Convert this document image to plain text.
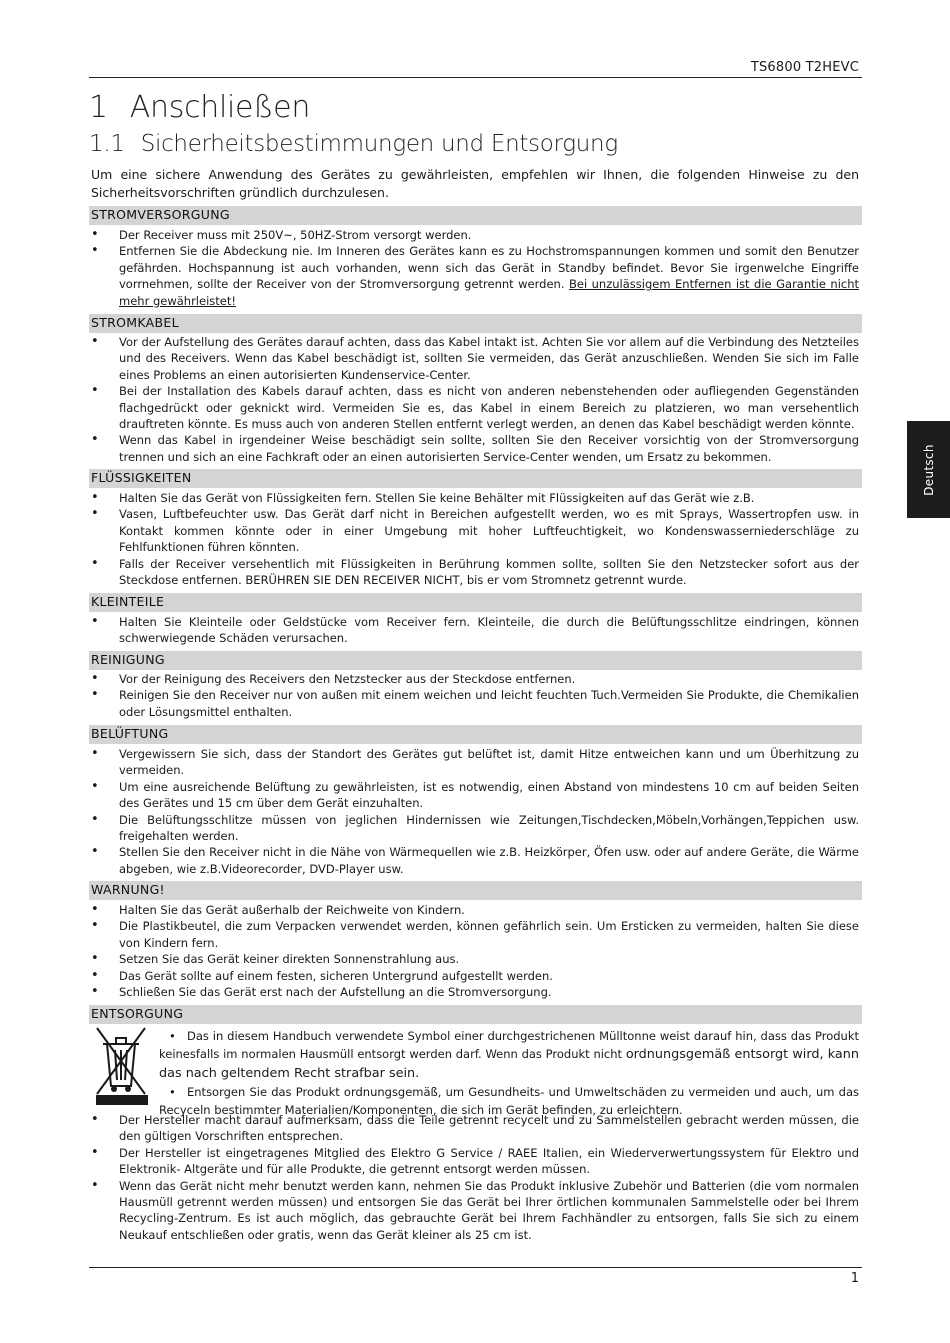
TS6800 T2HEVC
1 Anschließen
1.1 Sicherheitsbestimmungen und Entsorgung
Um eine sichere Anwendung des Gerätes zu gewährleisten, empfehlen wir Ihnen, die folgenden Hinweise zu den Sicherheitsvorschriften gründlich durchzulesen.
Deutsch
STROMVERSORGUNG
• Der Receiver muss mit 250V~, 50HZ-Strom versorgt werden.
• Entfernen Sie die Abdeckung nie. Im Inneren des Gerätes kann es zu Hochstromspannungen kommen und somit den Benutzer gefährden. Hochspannung ist auch vorhanden, wenn sich das Gerät in Standby befindet. Bevor Sie irgenwelche Eingriffe vorrnehmen, sollte der Receiver von der Stromversorgung getrennt werden. Bei unzulässigem Entfernen ist die Garantie nicht mehr gewährleistet!
STROMKABEL
• Vor der Aufstellung des Gerätes darauf achten, dass das Kabel intakt ist. Achten Sie vor allem auf die Verbindung des Netzteiles und des Receivers. Wenn das Kabel beschädigt ist, sollten Sie vermeiden, das Gerät anzuschließen. Wenden Sie sich im Falle eines Problems an einen autorisierten Kundenservice-Center.
• Bei der Installation des Kabels darauf achten, dass es nicht von anderen nebenstehenden oder aufliegenden Gegenständen flachgedrückt oder geknickt wird. Vermeiden Sie es, das Kabel in einem Bereich zu platzieren, wo man versehentlich drauftreten könnte. Es muss auch von anderen Stellen entfernt verlegt werden, an denen das Kabel beschädigt werden könnte.
• Wenn das Kabel in irgendeiner Weise beschädigt sein sollte, sollten Sie den Receiver vorsichtig von der Stromversorgung trennen und sich an eine Fachkraft oder an einen autorisierten Service-Center wenden, um Ersatz zu bekommen.
FLÜSSIGKEITEN
• Halten Sie das Gerät von Flüssigkeiten fern. Stellen Sie keine Behälter mit Flüssigkeiten auf das Gerät wie z.B.
• Vasen, Luftbefeuchter usw. Das Gerät darf nicht in Bereichen aufgestellt werden, wo es mit Sprays, Wassertropfen usw. in Kontakt kommen könnte oder in einer Umgebung mit hoher Luftfeuchtigkeit, wo Kondenswasserniederschläge zu Fehlfunktionen führen könnten.
• Falls der Receiver versehentlich mit Flüssigkeiten in Berührung kommen sollte, sollten Sie den Netzstecker sofort aus der Steckdose entfernen. BERÜHREN SIE DEN RECEIVER NICHT, bis er vom Stromnetz getrennt wurde.
KLEINTEILE
• Halten Sie Kleinteile oder Geldstücke vom Receiver fern. Kleinteile, die durch die Belüftungsschlitze eindringen, können schwerwiegende Schäden verursachen.
REINIGUNG
• Vor der Reinigung des Receivers den Netzstecker aus der Steckdose entfernen.
• Reinigen Sie den Receiver nur von außen mit einem weichen und leicht feuchten Tuch.Vermeiden Sie Produkte, die Chemikalien oder Lösungsmittel enthalten.
BELÜFTUNG
• Vergewissern Sie sich, dass der Standort des Gerätes gut belüftet ist, damit Hitze entweichen kann und um Überhitzung zu vermeiden.
• Um eine ausreichende Belüftung zu gewährleisten, ist es notwendig, einen Abstand von mindestens 10 cm auf beiden Seiten des Gerätes und 15 cm über dem Gerät einzuhalten.
• Die Belüftungsschlitze müssen von jeglichen Hindernissen wie Zeitungen,Tischdecken,Möbeln,Vorhängen,Teppichen usw. freigehalten werden.
• Stellen Sie den Receiver nicht in die Nähe von Wärmequellen wie z.B. Heizkörper, Öfen usw. oder auf andere Geräte, die Wärme abgeben, wie z.B.Videorecorder, DVD-Player usw.
WARNUNG!
• Halten Sie das Gerät außerhalb der Reichweite von Kindern.
• Die Plastikbeutel, die zum Verpacken verwendet werden, können gefährlich sein. Um Ersticken zu vermeiden, halten Sie diese von Kindern fern.
• Setzen Sie das Gerät keiner direkten Sonnenstrahlung aus.
• Das Gerät sollte auf einem festen, sicheren Untergrund aufgestellt werden.
• Schließen Sie das Gerät erst nach der Aufstellung an die Stromversorgung.
ENTSORGUNG

• Das in diesem Handbuch verwendete Symbol einer durchgestrichenen Mülltonne weist darauf hin, dass das Produkt keinesfalls im normalen Hausmüll entsorgt werden darf. Wenn das Produkt nicht ordnungsgemäß entsorgt wird, kann das nach geltendem Recht strafbar sein.

• Entsorgen Sie das Produkt ordnungsgemäß, um Gesundheits- und Umweltschäden zu vermeiden und auch, um das Recyceln bestimmter Materialien/Komponenten, die sich im Gerät befinden, zu erleichtern.

• Der Hersteller macht darauf aufmerksam, dass die Teile getrennt recycelt und zu Sammelstellen gebracht werden müssen, die den gültigen Vorschriften entsprechen.
• Der Hersteller ist eingetragenes Mitglied des Elektro G Service / RAEE Italien, ein Wiederverwertungssystem für Elektro und Elektronik- Altgeräte und für alle Produkte, die getrennt entsorgt werden müssen.
• Wenn das Gerät nicht mehr benutzt werden kann, nehmen Sie das Produkt inklusive Zubehör und Batterien (die vom normalen Hausmüll getrennt werden müssen) und entsorgen Sie das Gerät bei Ihrer örtlichen kommunalen Sammelstelle oder bei Ihrem Recycling-Zentrum. Es ist auch möglich, das gebrauchte Gerät bei Ihrem Fachhändler zu entsorgen, falls Sie sich zu einem Neukauf entschließen oder gratis, wenn das Gerät kleiner als 25 cm ist.
1
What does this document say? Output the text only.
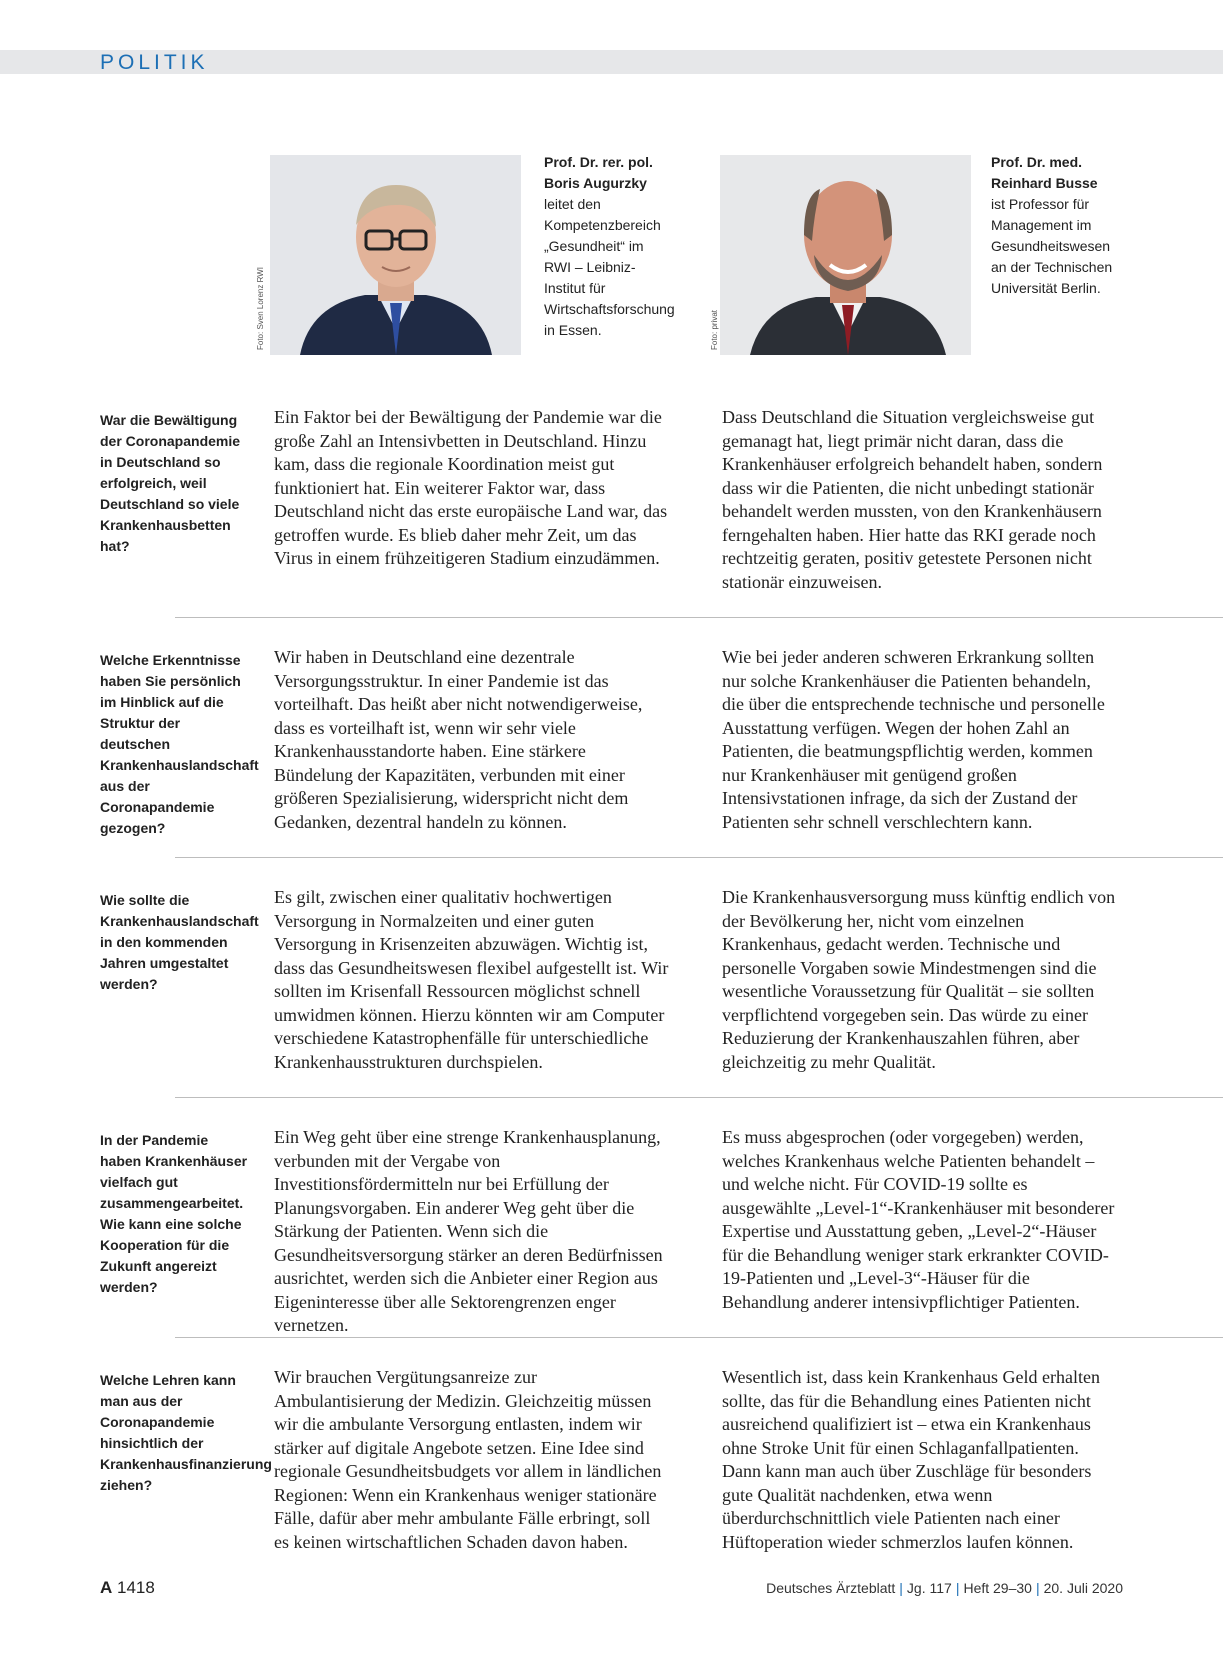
POLITIK
Foto: Sven Lorenz RWI
Prof. Dr. rer. pol.
Boris Augurzky
leitet den Kompetenzbereich „Gesundheit“ im RWI – Leibniz-Institut für Wirtschaftsforschung in Essen.	Foto: privat
Prof. Dr. med.
Reinhard Busse
ist Professor für Management im Gesundheitswesen an der Technischen Universität Berlin.
War die Bewältigung der Coronapandemie in Deutschland so erfolgreich, weil Deutschland so viele Krankenhausbetten hat?
Ein Faktor bei der Bewältigung der Pandemie war die große Zahl an Intensivbetten in Deutschland. Hinzu kam, dass die regionale Koordination meist gut funktioniert hat. Ein weiterer Faktor war, dass Deutschland nicht das erste europäische Land war, das getroffen wurde. Es blieb daher mehr Zeit, um das Virus in einem frühzeitigeren Stadium einzudämmen.
Dass Deutschland die Situation vergleichsweise gut gemanagt hat, liegt primär nicht daran, dass die Krankenhäuser erfolgreich behandelt haben, sondern dass wir die Patienten, die nicht unbedingt stationär behandelt werden mussten, von den Krankenhäusern ferngehalten haben. Hier hatte das RKI gerade noch rechtzeitig geraten, positiv getestete Personen nicht stationär einzuweisen.
Welche Erkenntnisse haben Sie persönlich im Hinblick auf die Struktur der deutschen Krankenhauslandschaft aus der Coronapandemie gezogen?
Wir haben in Deutschland eine dezentrale Versorgungsstruktur. In einer Pandemie ist das vorteilhaft. Das heißt aber nicht notwendigerweise, dass es vorteilhaft ist, wenn wir sehr viele Krankenhausstandorte haben. Eine stärkere Bündelung der Kapazitäten, verbunden mit einer größeren Spezialisierung, widerspricht nicht dem Gedanken, dezentral handeln zu können.
Wie bei jeder anderen schweren Erkrankung sollten nur solche Krankenhäuser die Patienten behandeln, die über die entsprechende technische und personelle Ausstattung verfügen. Wegen der hohen Zahl an Patienten, die beatmungspflichtig werden, kommen nur Krankenhäuser mit genügend großen Intensivstationen infrage, da sich der Zustand der Patienten sehr schnell verschlechtern kann.
Wie sollte die Krankenhauslandschaft in den kommenden Jahren umgestaltet werden?
Es gilt, zwischen einer qualitativ hochwertigen Versorgung in Normalzeiten und einer guten Versorgung in Krisenzeiten abzuwägen. Wichtig ist, dass das Gesundheitswesen flexibel aufgestellt ist. Wir sollten im Krisenfall Ressourcen möglichst schnell umwidmen können. Hierzu könnten wir am Computer verschiedene Katastrophenfälle für unterschiedliche Krankenhausstrukturen durchspielen.
Die Krankenhausversorgung muss künftig endlich von der Bevölkerung her, nicht vom einzelnen Krankenhaus, gedacht werden. Technische und personelle Vorgaben sowie Mindestmengen sind die wesentliche Voraussetzung für Qualität – sie sollten verpflichtend vorgegeben sein. Das würde zu einer Reduzierung der Krankenhauszahlen führen, aber gleichzeitig zu mehr Qualität.
In der Pandemie haben Krankenhäuser vielfach gut zusammengearbeitet. Wie kann eine solche Kooperation für die Zukunft angereizt werden?
Ein Weg geht über eine strenge Krankenhausplanung, verbunden mit der Vergabe von Investitionsfördermitteln nur bei Erfüllung der Planungsvorgaben. Ein anderer Weg geht über die Stärkung der Patienten. Wenn sich die Gesundheitsversorgung stärker an deren Bedürfnissen ausrichtet, werden sich die Anbieter einer Region aus Eigeninteresse über alle Sektorengrenzen enger vernetzen.
Es muss abgesprochen (oder vorgegeben) werden, welches Krankenhaus welche Patienten behandelt – und welche nicht. Für COVID-19 sollte es ausgewählte „Level-1“-Krankenhäuser mit besonderer Expertise und Ausstattung geben, „Level-2“-Häuser für die Behandlung weniger stark erkrankter COVID-19-Patienten und „Level-3“-Häuser für die Behandlung anderer intensivpflichtiger Patienten.
Welche Lehren kann man aus der Coronapandemie hinsichtlich der Krankenhausfinanzierung ziehen?
Wir brauchen Vergütungsanreize zur Ambulantisierung der Medizin. Gleichzeitig müssen wir die ambulante Versorgung entlasten, indem wir stärker auf digitale Angebote setzen. Eine Idee sind regionale Gesundheitsbudgets vor allem in ländlichen Regionen: Wenn ein Krankenhaus weniger stationäre Fälle, dafür aber mehr ambulante Fälle erbringt, soll es keinen wirtschaftlichen Schaden davon haben.
Wesentlich ist, dass kein Krankenhaus Geld erhalten sollte, das für die Behandlung eines Patienten nicht ausreichend qualifiziert ist – etwa ein Krankenhaus ohne Stroke Unit für einen Schlaganfallpatienten. Dann kann man auch über Zuschläge für besonders gute Qualität nachdenken, etwa wenn überdurchschnittlich viele Patienten nach einer Hüftoperation wieder schmerzlos laufen können.
A 1418	Deutsches Ärzteblatt | Jg. 117 | Heft 29–30 | 20. Juli 2020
* * * * * * *
- **PROBLEM**
Note every line above where the string "text" shows up, and copy those lines.

- **TASK RESPONSE**
Convert this document image to plain text.
What does this document say? Output the text only.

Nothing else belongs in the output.